_Set problem_:
Omit all pictures, then retype the data exactly as given.

_Record set_:
---+---

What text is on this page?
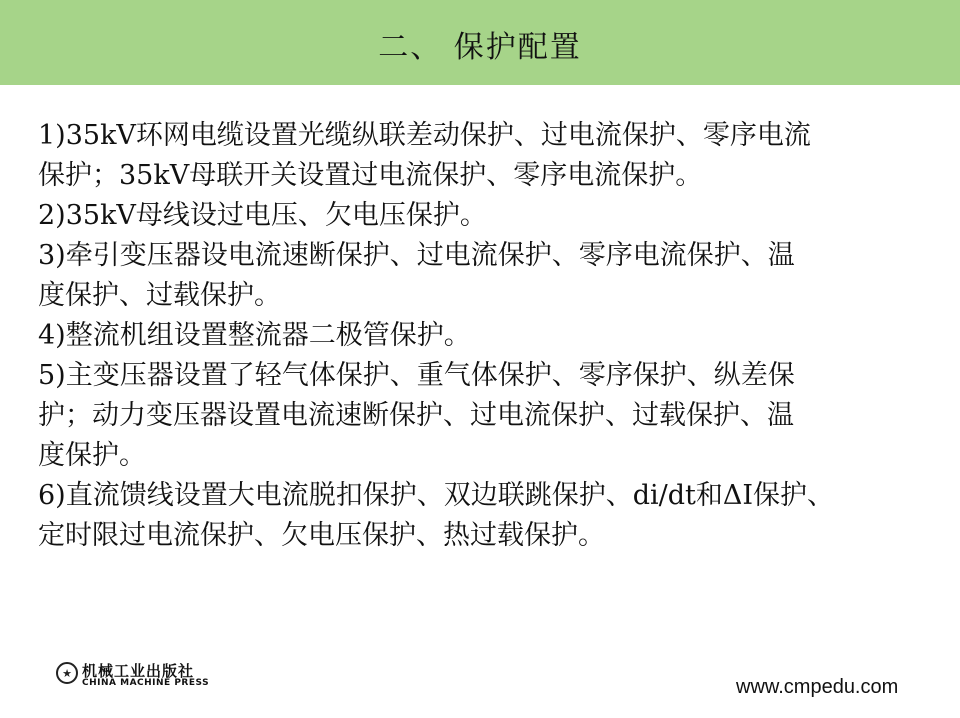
二、 保护配置
1)35kV环网电缆设置光缆纵联差动保护、过电流保护、零序电流
保护；35kV母联开关设置过电流保护、零序电流保护。
2)35kV母线设过电压、欠电压保护。
3)牵引变压器设电流速断保护、过电流保护、零序电流保护、温
度保护、过载保护。
4)整流机组设置整流器二极管保护。
5)主变压器设置了轻气体保护、重气体保护、零序保护、纵差保
护；动力变压器设置电流速断保护、过电流保护、过载保护、温
度保护。
6)直流馈线设置大电流脱扣保护、双边联跳保护、di/dt和ΔI保护、
定时限过电流保护、欠电压保护、热过载保护。
★ 机械工业出版社
CHINA MACHINE PRESS	www.cmpedu.com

---+---

_Output below_:
What text is on this page?
二、 保护配置
1)35kV环网电缆设置光缆纵联差动保护、过电流保护、零序电流
保护；35kV母联开关设置过电流保护、零序电流保护。
2)35kV母线设过电压、欠电压保护。
3)牵引变压器设电流速断保护、过电流保护、零序电流保护、温
度保护、过载保护。
4)整流机组设置整流器二极管保护。
5)主变压器设置了轻气体保护、重气体保护、零序保护、纵差保
护；动力变压器设置电流速断保护、过电流保护、过载保护、温
度保护。
6)直流馈线设置大电流脱扣保护、双边联跳保护、di/dt和ΔI保护、
定时限过电流保护、欠电压保护、热过载保护。
★ 机械工业出版社
CHINA MACHINE PRESS	www.cmpedu.com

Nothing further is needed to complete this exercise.